◆ Directions for this task:
Output all records precisely as written.

==== Data excerpts

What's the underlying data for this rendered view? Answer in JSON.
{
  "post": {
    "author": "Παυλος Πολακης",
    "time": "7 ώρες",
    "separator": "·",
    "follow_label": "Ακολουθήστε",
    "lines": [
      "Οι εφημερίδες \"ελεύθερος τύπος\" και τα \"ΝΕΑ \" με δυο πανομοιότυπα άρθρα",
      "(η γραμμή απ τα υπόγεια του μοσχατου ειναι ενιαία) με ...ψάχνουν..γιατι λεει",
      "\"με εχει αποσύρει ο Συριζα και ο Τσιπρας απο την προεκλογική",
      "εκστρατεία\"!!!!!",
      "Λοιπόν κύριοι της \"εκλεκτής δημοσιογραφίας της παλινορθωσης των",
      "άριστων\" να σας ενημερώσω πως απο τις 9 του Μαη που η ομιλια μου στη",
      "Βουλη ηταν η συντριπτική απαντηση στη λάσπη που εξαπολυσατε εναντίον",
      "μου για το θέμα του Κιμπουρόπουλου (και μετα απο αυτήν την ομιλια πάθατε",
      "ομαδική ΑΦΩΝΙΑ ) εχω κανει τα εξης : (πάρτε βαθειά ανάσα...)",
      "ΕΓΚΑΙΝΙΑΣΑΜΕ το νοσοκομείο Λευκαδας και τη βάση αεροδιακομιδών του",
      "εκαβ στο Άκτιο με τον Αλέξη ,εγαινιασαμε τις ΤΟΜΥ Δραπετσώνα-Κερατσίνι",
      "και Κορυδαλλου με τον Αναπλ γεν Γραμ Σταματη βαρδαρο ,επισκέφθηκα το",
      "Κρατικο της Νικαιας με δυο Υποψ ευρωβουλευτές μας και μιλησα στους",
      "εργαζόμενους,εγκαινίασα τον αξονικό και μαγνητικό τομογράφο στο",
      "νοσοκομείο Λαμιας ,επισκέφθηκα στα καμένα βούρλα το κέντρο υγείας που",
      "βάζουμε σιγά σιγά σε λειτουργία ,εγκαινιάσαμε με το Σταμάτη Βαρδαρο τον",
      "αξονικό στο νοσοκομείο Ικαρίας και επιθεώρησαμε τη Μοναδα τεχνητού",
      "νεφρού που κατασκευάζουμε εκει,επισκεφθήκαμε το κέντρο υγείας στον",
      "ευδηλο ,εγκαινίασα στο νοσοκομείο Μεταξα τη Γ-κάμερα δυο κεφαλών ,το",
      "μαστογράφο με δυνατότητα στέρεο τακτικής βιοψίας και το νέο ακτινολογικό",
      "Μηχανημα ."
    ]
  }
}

========

◆ Output of the exercise:
What's the underlying data for this rendered view? Answer in JSON.
{
  "post": {
    "author": "Παυλος Πολακης",
    "time": "7 ώρες",
    "separator": "·",
    "follow_label": "Ακολουθήστε",
    "lines": [
      "Οι εφημερίδες \"ελεύθερος τύπος\" και τα \"ΝΕΑ \" με δυο πανομοιότυπα άρθρα",
      "(η γραμμή απ τα υπόγεια του μοσχατου ειναι ενιαία) με ...ψάχνουν..γιατι λεει",
      "\"με εχει αποσύρει ο Συριζα και ο Τσιπρας απο την προεκλογική",
      "εκστρατεία\"!!!!!",
      "Λοιπόν κύριοι της \"εκλεκτής δημοσιογραφίας της παλινορθωσης των",
      "άριστων\" να σας ενημερώσω πως απο τις 9 του Μαη που η ομιλια μου στη",
      "Βουλη ηταν η συντριπτική απαντηση στη λάσπη που εξαπολυσατε εναντίον",
      "μου για το θέμα του Κιμπουρόπουλου (και μετα απο αυτήν την ομιλια πάθατε",
      "ομαδική ΑΦΩΝΙΑ ) εχω κανει τα εξης : (πάρτε βαθειά ανάσα...)",
      "ΕΓΚΑΙΝΙΑΣΑΜΕ το νοσοκομείο Λευκαδας και τη βάση αεροδιακομιδών του",
      "εκαβ στο Άκτιο με τον Αλέξη ,εγαινιασαμε τις ΤΟΜΥ Δραπετσώνα-Κερατσίνι",
      "και Κορυδαλλου με τον Αναπλ γεν Γραμ Σταματη βαρδαρο ,επισκέφθηκα το",
      "Κρατικο της Νικαιας με δυο Υποψ ευρωβουλευτές μας και μιλησα στους",
      "εργαζόμενους,εγκαινίασα τον αξονικό και μαγνητικό τομογράφο στο",
      "νοσοκομείο Λαμιας ,επισκέφθηκα στα καμένα βούρλα το κέντρο υγείας που",
      "βάζουμε σιγά σιγά σε λειτουργία ,εγκαινιάσαμε με το Σταμάτη Βαρδαρο τον",
      "αξονικό στο νοσοκομείο Ικαρίας και επιθεώρησαμε τη Μοναδα τεχνητού",
      "νεφρού που κατασκευάζουμε εκει,επισκεφθήκαμε το κέντρο υγείας στον",
      "ευδηλο ,εγκαινίασα στο νοσοκομείο Μεταξα τη Γ-κάμερα δυο κεφαλών ,το",
      "μαστογράφο με δυνατότητα στέρεο τακτικής βιοψίας και το νέο ακτινολογικό",
      "Μηχανημα ."
    ]
  }
}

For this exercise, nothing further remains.